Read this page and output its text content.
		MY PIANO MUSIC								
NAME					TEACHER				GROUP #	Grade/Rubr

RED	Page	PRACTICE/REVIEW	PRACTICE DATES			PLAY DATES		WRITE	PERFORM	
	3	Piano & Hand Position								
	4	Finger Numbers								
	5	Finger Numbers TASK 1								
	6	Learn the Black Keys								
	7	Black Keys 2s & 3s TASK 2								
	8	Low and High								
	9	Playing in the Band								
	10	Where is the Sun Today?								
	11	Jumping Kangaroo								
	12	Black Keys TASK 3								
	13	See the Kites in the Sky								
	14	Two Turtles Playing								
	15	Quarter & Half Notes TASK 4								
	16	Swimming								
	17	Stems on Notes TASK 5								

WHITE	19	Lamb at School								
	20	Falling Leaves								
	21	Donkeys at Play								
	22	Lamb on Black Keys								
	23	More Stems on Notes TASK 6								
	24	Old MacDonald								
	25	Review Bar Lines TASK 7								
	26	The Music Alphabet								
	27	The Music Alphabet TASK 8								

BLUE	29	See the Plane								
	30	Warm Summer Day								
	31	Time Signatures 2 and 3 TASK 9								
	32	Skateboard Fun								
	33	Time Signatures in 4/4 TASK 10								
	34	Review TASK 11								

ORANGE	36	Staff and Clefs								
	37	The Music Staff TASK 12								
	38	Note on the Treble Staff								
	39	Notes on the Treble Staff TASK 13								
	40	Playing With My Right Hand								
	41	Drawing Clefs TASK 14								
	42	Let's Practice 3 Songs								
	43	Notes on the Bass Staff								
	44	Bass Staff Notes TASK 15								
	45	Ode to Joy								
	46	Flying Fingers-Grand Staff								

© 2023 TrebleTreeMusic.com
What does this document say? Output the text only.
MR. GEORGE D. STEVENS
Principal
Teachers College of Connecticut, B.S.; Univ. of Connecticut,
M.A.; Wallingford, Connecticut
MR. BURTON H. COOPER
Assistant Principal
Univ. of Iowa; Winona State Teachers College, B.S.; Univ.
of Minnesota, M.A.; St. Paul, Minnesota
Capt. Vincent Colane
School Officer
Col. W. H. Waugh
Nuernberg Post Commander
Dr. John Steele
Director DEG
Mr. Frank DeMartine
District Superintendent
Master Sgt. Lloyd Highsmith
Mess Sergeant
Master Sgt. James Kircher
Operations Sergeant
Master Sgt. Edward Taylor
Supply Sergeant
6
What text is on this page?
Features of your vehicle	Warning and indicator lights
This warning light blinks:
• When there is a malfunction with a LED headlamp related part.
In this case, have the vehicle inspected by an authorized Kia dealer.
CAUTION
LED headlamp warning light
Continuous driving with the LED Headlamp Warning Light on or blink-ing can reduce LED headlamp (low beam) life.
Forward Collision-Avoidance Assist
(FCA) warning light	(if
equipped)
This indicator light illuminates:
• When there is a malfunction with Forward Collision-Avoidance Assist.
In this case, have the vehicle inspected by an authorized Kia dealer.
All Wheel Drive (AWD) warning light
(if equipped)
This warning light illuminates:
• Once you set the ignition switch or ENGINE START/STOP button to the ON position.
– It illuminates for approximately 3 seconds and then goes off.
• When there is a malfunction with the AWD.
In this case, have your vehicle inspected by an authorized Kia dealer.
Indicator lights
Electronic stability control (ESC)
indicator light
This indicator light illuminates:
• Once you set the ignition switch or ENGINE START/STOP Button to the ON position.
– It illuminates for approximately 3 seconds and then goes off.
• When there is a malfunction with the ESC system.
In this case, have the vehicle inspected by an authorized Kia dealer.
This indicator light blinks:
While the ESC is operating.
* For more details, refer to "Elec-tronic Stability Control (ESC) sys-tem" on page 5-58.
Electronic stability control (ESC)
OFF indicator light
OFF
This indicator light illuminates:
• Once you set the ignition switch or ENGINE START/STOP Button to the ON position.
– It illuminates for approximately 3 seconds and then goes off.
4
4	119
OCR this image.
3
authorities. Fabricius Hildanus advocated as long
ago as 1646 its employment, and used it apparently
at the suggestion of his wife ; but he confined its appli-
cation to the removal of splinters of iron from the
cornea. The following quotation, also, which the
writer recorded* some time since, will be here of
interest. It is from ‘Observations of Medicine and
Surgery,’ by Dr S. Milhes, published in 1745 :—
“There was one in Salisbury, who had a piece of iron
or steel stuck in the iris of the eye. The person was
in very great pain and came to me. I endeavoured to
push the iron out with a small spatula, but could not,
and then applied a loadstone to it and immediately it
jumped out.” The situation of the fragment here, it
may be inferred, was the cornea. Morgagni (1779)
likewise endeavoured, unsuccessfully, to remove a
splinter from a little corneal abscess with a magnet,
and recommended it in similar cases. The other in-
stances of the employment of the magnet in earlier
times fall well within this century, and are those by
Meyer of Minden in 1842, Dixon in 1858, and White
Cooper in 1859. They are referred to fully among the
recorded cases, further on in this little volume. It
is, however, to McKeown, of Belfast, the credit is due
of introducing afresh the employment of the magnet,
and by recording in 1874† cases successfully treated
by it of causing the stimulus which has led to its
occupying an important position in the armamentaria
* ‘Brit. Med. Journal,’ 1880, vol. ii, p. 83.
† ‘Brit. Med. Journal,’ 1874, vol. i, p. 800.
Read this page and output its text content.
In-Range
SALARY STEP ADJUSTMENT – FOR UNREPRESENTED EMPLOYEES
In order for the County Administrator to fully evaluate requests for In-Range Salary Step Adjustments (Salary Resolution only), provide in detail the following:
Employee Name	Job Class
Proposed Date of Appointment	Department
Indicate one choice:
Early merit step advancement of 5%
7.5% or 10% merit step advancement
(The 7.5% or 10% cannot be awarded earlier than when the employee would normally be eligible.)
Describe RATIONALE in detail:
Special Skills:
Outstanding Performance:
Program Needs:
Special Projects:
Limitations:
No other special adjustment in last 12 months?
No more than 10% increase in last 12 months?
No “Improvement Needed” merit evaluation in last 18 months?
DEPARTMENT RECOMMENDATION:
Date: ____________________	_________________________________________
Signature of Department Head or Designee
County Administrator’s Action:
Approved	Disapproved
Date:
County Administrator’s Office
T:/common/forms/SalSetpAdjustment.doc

• Stated goal:
Out of the material above, select every line that holds the string "lights".

• Response to this task:
Features of your vehicle	Warning and indicator lights
Indicator lights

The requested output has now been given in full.